▶ [WORK REQUIRED]:
Pull out every line below containing the word "Tirana".
[start of LISTED ENTRIES]
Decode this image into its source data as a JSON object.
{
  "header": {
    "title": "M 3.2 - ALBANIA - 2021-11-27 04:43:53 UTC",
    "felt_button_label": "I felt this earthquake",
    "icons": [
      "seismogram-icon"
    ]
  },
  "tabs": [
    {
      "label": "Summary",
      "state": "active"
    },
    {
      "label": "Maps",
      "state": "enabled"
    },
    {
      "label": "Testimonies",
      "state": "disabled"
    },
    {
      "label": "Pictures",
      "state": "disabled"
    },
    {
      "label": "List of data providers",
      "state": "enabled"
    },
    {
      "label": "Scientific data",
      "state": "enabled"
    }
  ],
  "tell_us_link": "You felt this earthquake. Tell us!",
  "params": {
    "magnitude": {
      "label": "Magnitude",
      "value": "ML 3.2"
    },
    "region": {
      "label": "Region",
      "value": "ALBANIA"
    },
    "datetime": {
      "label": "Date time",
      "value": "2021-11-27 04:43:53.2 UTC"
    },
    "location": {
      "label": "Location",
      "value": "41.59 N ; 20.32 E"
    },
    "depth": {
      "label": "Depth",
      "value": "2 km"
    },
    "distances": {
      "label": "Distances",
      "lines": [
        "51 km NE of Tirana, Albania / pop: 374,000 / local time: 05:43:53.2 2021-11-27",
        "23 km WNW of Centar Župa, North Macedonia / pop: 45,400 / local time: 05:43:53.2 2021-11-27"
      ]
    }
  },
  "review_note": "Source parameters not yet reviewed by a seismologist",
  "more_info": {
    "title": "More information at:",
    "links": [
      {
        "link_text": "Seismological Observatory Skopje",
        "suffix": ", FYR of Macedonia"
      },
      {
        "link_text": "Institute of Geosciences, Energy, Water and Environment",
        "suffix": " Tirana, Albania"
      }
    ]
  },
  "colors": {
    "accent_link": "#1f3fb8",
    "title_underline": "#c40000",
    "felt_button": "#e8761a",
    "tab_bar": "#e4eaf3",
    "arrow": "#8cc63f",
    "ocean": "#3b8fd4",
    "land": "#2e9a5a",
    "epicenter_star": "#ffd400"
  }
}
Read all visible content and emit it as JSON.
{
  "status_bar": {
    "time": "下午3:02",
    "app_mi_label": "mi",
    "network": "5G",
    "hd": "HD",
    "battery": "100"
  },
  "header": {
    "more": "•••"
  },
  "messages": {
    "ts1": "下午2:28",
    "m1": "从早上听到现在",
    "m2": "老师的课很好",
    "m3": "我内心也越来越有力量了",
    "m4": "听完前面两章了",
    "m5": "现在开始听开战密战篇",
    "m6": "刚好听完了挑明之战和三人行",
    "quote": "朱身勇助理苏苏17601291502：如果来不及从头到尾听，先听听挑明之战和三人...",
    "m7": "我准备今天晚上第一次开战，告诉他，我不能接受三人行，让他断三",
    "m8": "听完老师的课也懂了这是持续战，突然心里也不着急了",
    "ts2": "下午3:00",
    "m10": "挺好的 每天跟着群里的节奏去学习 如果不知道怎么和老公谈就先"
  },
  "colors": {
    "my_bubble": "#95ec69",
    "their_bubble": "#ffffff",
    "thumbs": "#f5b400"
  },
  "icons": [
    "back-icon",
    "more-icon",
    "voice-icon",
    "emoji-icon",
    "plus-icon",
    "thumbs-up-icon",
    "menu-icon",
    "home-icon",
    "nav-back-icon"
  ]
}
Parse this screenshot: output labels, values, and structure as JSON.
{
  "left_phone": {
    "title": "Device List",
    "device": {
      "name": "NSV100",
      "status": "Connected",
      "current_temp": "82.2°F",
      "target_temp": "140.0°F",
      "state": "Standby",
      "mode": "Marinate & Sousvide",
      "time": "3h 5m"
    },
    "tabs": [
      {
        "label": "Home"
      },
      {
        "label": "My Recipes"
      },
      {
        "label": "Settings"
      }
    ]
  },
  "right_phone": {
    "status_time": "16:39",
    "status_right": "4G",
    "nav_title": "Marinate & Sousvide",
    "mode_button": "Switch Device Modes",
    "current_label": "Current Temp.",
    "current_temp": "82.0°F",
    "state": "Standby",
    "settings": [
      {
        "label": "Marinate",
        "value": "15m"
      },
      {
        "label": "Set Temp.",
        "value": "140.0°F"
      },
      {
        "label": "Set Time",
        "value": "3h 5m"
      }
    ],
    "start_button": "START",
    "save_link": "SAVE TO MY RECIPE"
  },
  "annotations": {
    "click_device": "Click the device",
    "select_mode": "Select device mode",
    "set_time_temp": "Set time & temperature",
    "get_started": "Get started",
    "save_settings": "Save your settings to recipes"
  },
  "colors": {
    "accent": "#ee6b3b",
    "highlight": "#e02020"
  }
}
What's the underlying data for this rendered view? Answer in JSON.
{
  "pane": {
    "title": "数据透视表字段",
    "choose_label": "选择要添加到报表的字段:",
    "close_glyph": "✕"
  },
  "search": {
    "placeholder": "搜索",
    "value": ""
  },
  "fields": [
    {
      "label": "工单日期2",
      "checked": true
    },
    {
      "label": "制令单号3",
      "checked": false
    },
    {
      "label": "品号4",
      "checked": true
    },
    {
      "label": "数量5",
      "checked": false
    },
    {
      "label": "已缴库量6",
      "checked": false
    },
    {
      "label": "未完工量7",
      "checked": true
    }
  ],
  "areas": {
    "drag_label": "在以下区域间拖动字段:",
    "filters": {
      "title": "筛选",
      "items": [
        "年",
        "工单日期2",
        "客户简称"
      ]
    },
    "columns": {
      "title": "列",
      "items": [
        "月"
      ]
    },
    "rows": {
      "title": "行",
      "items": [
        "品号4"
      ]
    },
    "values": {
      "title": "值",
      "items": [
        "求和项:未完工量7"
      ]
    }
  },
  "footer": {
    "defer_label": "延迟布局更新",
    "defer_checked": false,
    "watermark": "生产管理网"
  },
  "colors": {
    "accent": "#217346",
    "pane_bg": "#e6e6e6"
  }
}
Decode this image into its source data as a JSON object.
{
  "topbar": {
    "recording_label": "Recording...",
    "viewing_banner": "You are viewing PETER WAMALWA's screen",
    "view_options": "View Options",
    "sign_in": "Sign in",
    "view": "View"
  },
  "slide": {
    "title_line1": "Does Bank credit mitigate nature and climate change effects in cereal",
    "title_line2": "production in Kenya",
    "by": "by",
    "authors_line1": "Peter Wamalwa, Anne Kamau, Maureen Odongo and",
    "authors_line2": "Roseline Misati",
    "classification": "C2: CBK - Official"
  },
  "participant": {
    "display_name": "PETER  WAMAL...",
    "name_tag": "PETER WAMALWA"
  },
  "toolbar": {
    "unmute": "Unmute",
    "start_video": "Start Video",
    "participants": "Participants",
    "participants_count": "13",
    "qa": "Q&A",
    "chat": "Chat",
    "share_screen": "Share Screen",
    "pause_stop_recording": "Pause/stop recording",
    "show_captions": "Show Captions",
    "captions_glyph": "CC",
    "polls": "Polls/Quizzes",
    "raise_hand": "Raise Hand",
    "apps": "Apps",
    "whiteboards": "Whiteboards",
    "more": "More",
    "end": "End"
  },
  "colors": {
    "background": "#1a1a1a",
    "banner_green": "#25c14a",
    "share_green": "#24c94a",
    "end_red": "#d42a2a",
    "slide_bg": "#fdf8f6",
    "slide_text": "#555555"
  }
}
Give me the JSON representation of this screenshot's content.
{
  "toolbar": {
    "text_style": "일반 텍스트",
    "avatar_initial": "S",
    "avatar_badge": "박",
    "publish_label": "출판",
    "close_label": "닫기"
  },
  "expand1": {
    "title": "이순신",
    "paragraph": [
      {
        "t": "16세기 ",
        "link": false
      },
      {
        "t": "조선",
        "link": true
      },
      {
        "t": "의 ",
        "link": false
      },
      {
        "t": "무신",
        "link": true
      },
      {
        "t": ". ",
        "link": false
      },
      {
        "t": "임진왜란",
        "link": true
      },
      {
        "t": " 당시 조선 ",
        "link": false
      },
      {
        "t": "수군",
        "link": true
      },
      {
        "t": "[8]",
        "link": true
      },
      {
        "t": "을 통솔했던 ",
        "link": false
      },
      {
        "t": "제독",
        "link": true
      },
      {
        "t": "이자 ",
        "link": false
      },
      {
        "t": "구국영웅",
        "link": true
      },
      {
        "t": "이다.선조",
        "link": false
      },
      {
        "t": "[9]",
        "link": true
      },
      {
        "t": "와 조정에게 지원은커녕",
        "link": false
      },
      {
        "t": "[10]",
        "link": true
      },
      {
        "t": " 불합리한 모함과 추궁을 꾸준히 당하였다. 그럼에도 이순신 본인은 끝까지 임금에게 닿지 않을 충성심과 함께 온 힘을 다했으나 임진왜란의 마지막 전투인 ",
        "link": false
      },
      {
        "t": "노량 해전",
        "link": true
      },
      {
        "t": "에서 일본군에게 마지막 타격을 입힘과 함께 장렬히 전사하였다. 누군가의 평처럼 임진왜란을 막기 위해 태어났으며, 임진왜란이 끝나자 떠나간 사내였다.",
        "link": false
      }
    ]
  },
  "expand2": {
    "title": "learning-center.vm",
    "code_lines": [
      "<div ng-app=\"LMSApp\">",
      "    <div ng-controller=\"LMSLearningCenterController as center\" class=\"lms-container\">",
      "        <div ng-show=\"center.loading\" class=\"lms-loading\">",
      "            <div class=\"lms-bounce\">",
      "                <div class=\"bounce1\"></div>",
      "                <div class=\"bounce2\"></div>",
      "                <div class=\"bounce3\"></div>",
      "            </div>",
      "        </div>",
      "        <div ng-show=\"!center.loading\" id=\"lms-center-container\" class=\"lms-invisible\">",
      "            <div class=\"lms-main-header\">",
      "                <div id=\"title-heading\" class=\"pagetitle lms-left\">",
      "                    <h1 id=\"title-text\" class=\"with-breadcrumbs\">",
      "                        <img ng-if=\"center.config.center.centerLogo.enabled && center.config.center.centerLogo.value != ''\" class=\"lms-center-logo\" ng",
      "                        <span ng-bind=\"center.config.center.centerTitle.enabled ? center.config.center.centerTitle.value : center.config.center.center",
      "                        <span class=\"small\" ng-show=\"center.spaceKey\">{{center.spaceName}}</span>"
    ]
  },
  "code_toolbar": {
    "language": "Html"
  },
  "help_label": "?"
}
[end of LISTED ENTRIES]
▶ [EXERCISE ANSWER]:
        "51 km NE of Tirana, Albania / pop: 374,000 / local time: 05:43:53.2 2021-11-27",
        "suffix": " Tirana, Albania"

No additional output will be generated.